*Task*.
Wherever a line of the data contains "Kumar", copy that line.

*Input data*.

_____

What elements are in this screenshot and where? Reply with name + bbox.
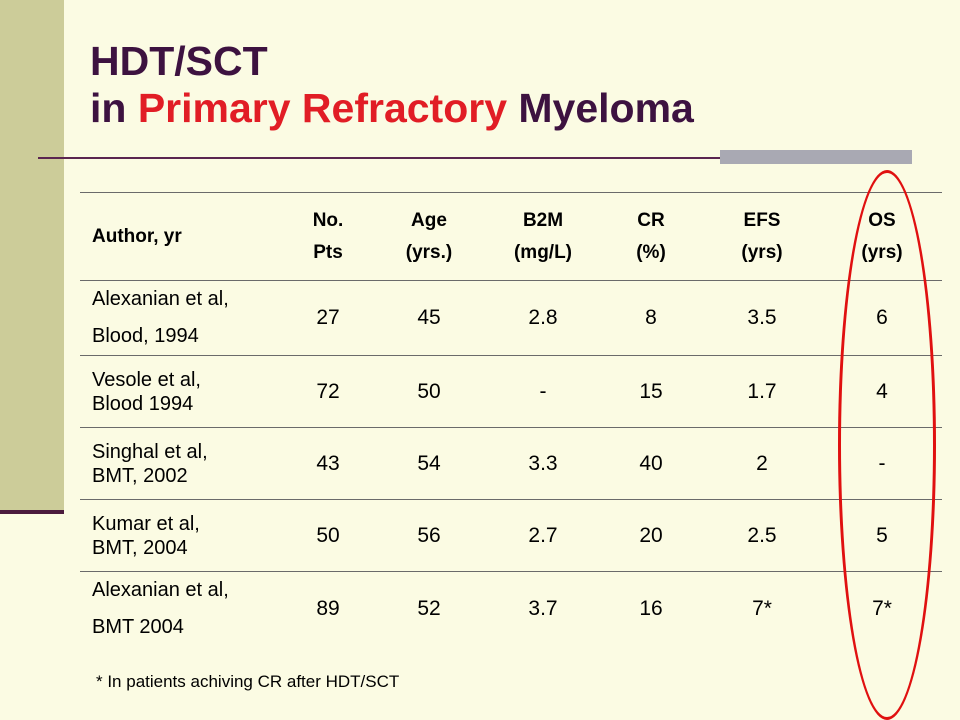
cell-author: Alexanian et al, BMT 2004 (92, 579, 229, 638)
cell-cr: 16 (639, 597, 663, 620)
header-pts: No. Pts (312, 209, 344, 263)
sidebar-band (0, 0, 64, 512)
cell-pts: 50 (316, 523, 340, 547)
sidebar-divider (0, 510, 64, 514)
header-efs: EFS (yrs) (741, 209, 783, 263)
slide-title: HDT/SCT in Primary Refractory Myeloma (90, 38, 694, 132)
results-table: Author, yr No. Pts Age (yrs.) B2M (mg/L) CR… (80, 192, 942, 646)
header-author: Author, yr (92, 225, 182, 247)
cell-age: 50 (417, 379, 441, 403)
cell-b2m: 3.7 (528, 597, 558, 620)
title-line-2: in Primary Refractory Myeloma (90, 85, 694, 132)
title-line-1: HDT/SCT (90, 38, 268, 84)
highlight-oval (838, 170, 936, 720)
title-accent-bar (720, 150, 912, 164)
cell-b2m: 2.8 (528, 306, 558, 329)
cell-cr: 20 (639, 523, 663, 547)
header-age: Age (yrs.) (405, 209, 453, 263)
title-accent: Primary Refractory (137, 85, 508, 131)
cell-age: 54 (417, 451, 441, 475)
title-underline (38, 157, 720, 159)
cell-efs: 2 (756, 451, 768, 475)
cell-pts: 89 (316, 597, 340, 620)
cell-b2m: 2.7 (528, 523, 558, 547)
cell-efs: 2.5 (747, 523, 777, 547)
cell-cr: 8 (645, 306, 657, 329)
cell-author: Vesole et al, Blood 1994 (92, 368, 201, 415)
title-suffix: Myeloma (507, 85, 694, 131)
cell-author: Alexanian et al, Blood, 1994 (92, 288, 229, 347)
table-row: Kumar et al, BMT, 2004 50 56 2.7 20 2.5 5 (80, 499, 942, 572)
cell-author: Kumar et al, BMT, 2004 (92, 512, 200, 559)
table-header-row: Author, yr No. Pts Age (yrs.) B2M (mg/L) CR… (80, 192, 942, 281)
table-row: Alexanian et al, Blood, 1994 27 45 2.8 8 … (80, 280, 942, 356)
cell-pts: 43 (316, 451, 340, 475)
title-prefix: in (90, 85, 138, 131)
header-b2m: B2M (mg/L) (513, 209, 573, 263)
table-row: Singhal et al, BMT, 2002 43 54 3.3 40 2 - (80, 427, 942, 500)
cell-b2m: - (539, 379, 547, 403)
cell-age: 56 (417, 523, 441, 547)
cell-b2m: 3.3 (528, 451, 558, 475)
header-cr: CR (%) (636, 209, 666, 263)
table-row: Vesole et al, Blood 1994 72 50 - 15 1.7 4 (80, 355, 942, 428)
table-row: Alexanian et al, BMT 2004 89 52 3.7 16 7*… (80, 571, 942, 647)
cell-efs: 3.5 (747, 306, 777, 329)
cell-cr: 40 (639, 451, 663, 475)
footnote: * In patients achiving CR after HDT/SCT (96, 672, 400, 691)
cell-pts: 27 (316, 306, 340, 329)
cell-author: Singhal et al, BMT, 2002 (92, 440, 208, 487)
cell-age: 45 (417, 306, 441, 329)
cell-efs: 7* (752, 597, 772, 620)
cell-efs: 1.7 (747, 379, 777, 403)
cell-pts: 72 (316, 379, 340, 403)
cell-cr: 15 (639, 379, 663, 403)
cell-age: 52 (417, 597, 441, 620)
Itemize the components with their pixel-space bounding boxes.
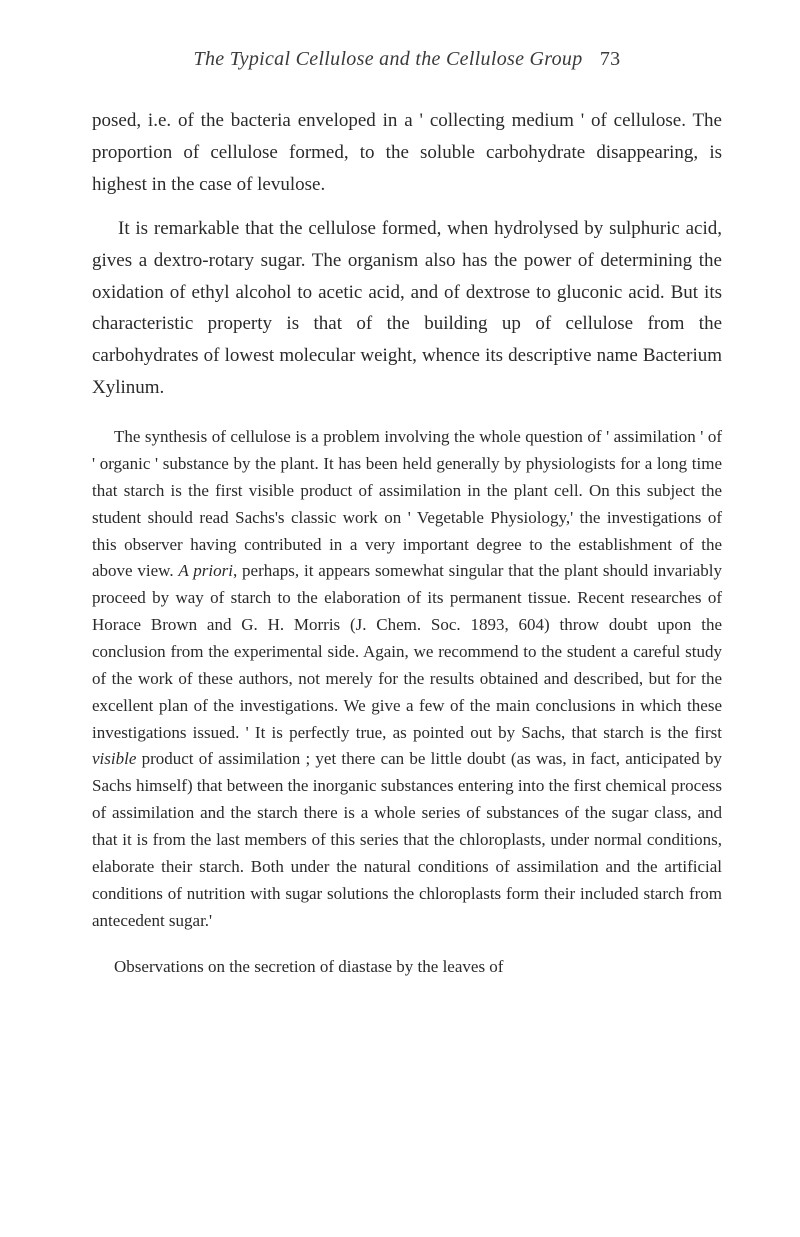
p3-part2: , perhaps, it appears somewhat singular … bbox=[92, 561, 722, 741]
body-paragraph-1: posed, i.e. of the bacteria enveloped in… bbox=[92, 105, 722, 201]
body-paragraph-3: The synthesis of cellulose is a problem … bbox=[92, 424, 722, 934]
page-header: The Typical Cellulose and the Cellulose … bbox=[92, 48, 722, 71]
body-paragraph-4: Observations on the secretion of diastas… bbox=[92, 954, 722, 981]
header-title: The Typical Cellulose and the Cellulose … bbox=[194, 48, 583, 70]
p3-part1: The synthesis of cellulose is a problem … bbox=[92, 427, 722, 580]
page-number: 73 bbox=[600, 48, 621, 70]
p3-part3: product of assimilation ; yet there can … bbox=[92, 749, 722, 929]
body-paragraph-2: It is remarkable that the cellulose form… bbox=[92, 213, 722, 404]
p3-italic-1: A priori bbox=[178, 561, 233, 580]
p3-italic-2: visible bbox=[92, 749, 136, 768]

_____

*Completed exercise*.
table-row: Kumar et al, BMT, 2004 50 56 2.7 20 2.5 5 (80, 499, 942, 572)
cell-author: Kumar et al, BMT, 2004 (92, 512, 200, 559)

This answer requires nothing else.